**Written instruction:** Repeat the entries below exactly as they appear, with no pictures.

Chart and figure data
## Start

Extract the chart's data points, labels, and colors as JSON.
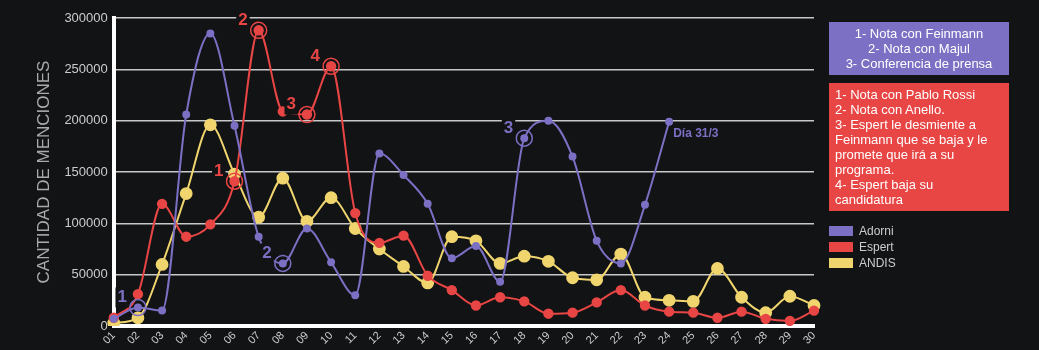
{
  "chart_data": {
    "type": "line",
    "ylabel": "CANTIDAD DE MENCIONES",
    "categories": [
      "01",
      "02",
      "03",
      "04",
      "05",
      "06",
      "07",
      "08",
      "09",
      "10",
      "11",
      "12",
      "13",
      "14",
      "15",
      "16",
      "17",
      "18",
      "19",
      "20",
      "21",
      "22",
      "23",
      "24",
      "25",
      "26",
      "27",
      "28",
      "29",
      "30"
    ],
    "series": [
      {
        "name": "Adorni",
        "color": "#7b70c4",
        "values": [
          7000,
          18000,
          15000,
          206000,
          285000,
          195000,
          87000,
          61000,
          95000,
          62000,
          30000,
          168000,
          147000,
          119000,
          66000,
          78000,
          43000,
          183000,
          200000,
          165000,
          83000,
          61000,
          118000,
          199000,
          null,
          null,
          null,
          null,
          null,
          null
        ]
      },
      {
        "name": "Espert",
        "color": "#e84545",
        "values": [
          8000,
          31000,
          119000,
          87000,
          99000,
          141000,
          288000,
          209000,
          206000,
          253000,
          110000,
          81000,
          88000,
          49000,
          35000,
          20000,
          28000,
          24000,
          12000,
          13000,
          23000,
          35000,
          20000,
          14000,
          13000,
          8000,
          14000,
          7000,
          5000,
          15000
        ]
      },
      {
        "name": "ANDIS",
        "color": "#f0d56e",
        "values": [
          3000,
          8000,
          60000,
          129000,
          196000,
          148000,
          106000,
          144000,
          102000,
          125000,
          95000,
          75000,
          58000,
          42000,
          87000,
          83000,
          61000,
          68000,
          63000,
          47000,
          45000,
          70000,
          28000,
          25000,
          24000,
          56000,
          28000,
          13000,
          29000,
          20000
        ]
      }
    ],
    "ylim": [
      0,
      300000
    ],
    "yticks": [
      0,
      50000,
      100000,
      150000,
      200000,
      250000,
      300000
    ],
    "grid": "y",
    "legend": "right",
    "marker": "circle",
    "annotations": [
      "1- Nota con Feinmann\n2- Nota con Majul\n3- Conferencia de prensa",
      "1- Nota con Pablo Rossi\n2- Nota con Anello.\n3- Espert le desmiente a Feinmann que se baja y le promete que irá a su programa.\n4- Espert baja su candidatura",
      {
        "text": "1",
        "x": "02",
        "y": 18000
      },
      {
        "text": "2",
        "x": "08",
        "y": 61000
      },
      {
        "text": "3",
        "x": "18",
        "y": 183000
      },
      {
        "text": "Día 31/3",
        "x": "24",
        "y": 199000
      },
      {
        "text": "1",
        "x": "06",
        "y": 141000
      },
      {
        "text": "2",
        "x": "07",
        "y": 288000
      },
      {
        "text": "3",
        "x": "09",
        "y": 206000
      },
      {
        "text": "4",
        "x": "10",
        "y": 253000
      }
    ]
  }
}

## End

**Result:**
Extract the chart's data points, labels, and colors as JSON.
{
  "chart_data": {
    "type": "line",
    "ylabel": "CANTIDAD DE MENCIONES",
    "categories": [
      "01",
      "02",
      "03",
      "04",
      "05",
      "06",
      "07",
      "08",
      "09",
      "10",
      "11",
      "12",
      "13",
      "14",
      "15",
      "16",
      "17",
      "18",
      "19",
      "20",
      "21",
      "22",
      "23",
      "24",
      "25",
      "26",
      "27",
      "28",
      "29",
      "30"
    ],
    "series": [
      {
        "name": "Adorni",
        "color": "#7b70c4",
        "values": [
          7000,
          18000,
          15000,
          206000,
          285000,
          195000,
          87000,
          61000,
          95000,
          62000,
          30000,
          168000,
          147000,
          119000,
          66000,
          78000,
          43000,
          183000,
          200000,
          165000,
          83000,
          61000,
          118000,
          199000,
          null,
          null,
          null,
          null,
          null,
          null
        ]
      },
      {
        "name": "Espert",
        "color": "#e84545",
        "values": [
          8000,
          31000,
          119000,
          87000,
          99000,
          141000,
          288000,
          209000,
          206000,
          253000,
          110000,
          81000,
          88000,
          49000,
          35000,
          20000,
          28000,
          24000,
          12000,
          13000,
          23000,
          35000,
          20000,
          14000,
          13000,
          8000,
          14000,
          7000,
          5000,
          15000
        ]
      },
      {
        "name": "ANDIS",
        "color": "#f0d56e",
        "values": [
          3000,
          8000,
          60000,
          129000,
          196000,
          148000,
          106000,
          144000,
          102000,
          125000,
          95000,
          75000,
          58000,
          42000,
          87000,
          83000,
          61000,
          68000,
          63000,
          47000,
          45000,
          70000,
          28000,
          25000,
          24000,
          56000,
          28000,
          13000,
          29000,
          20000
        ]
      }
    ],
    "ylim": [
      0,
      300000
    ],
    "yticks": [
      0,
      50000,
      100000,
      150000,
      200000,
      250000,
      300000
    ],
    "grid": "y",
    "legend": "right",
    "marker": "circle",
    "annotations": [
      "1- Nota con Feinmann\n2- Nota con Majul\n3- Conferencia de prensa",
      "1- Nota con Pablo Rossi\n2- Nota con Anello.\n3- Espert le desmiente a Feinmann que se baja y le promete que irá a su programa.\n4- Espert baja su candidatura",
      {
        "text": "1",
        "x": "02",
        "y": 18000
      },
      {
        "text": "2",
        "x": "08",
        "y": 61000
      },
      {
        "text": "3",
        "x": "18",
        "y": 183000
      },
      {
        "text": "Día 31/3",
        "x": "24",
        "y": 199000
      },
      {
        "text": "1",
        "x": "06",
        "y": 141000
      },
      {
        "text": "2",
        "x": "07",
        "y": 288000
      },
      {
        "text": "3",
        "x": "09",
        "y": 206000
      },
      {
        "text": "4",
        "x": "10",
        "y": 253000
      }
    ]
  }
}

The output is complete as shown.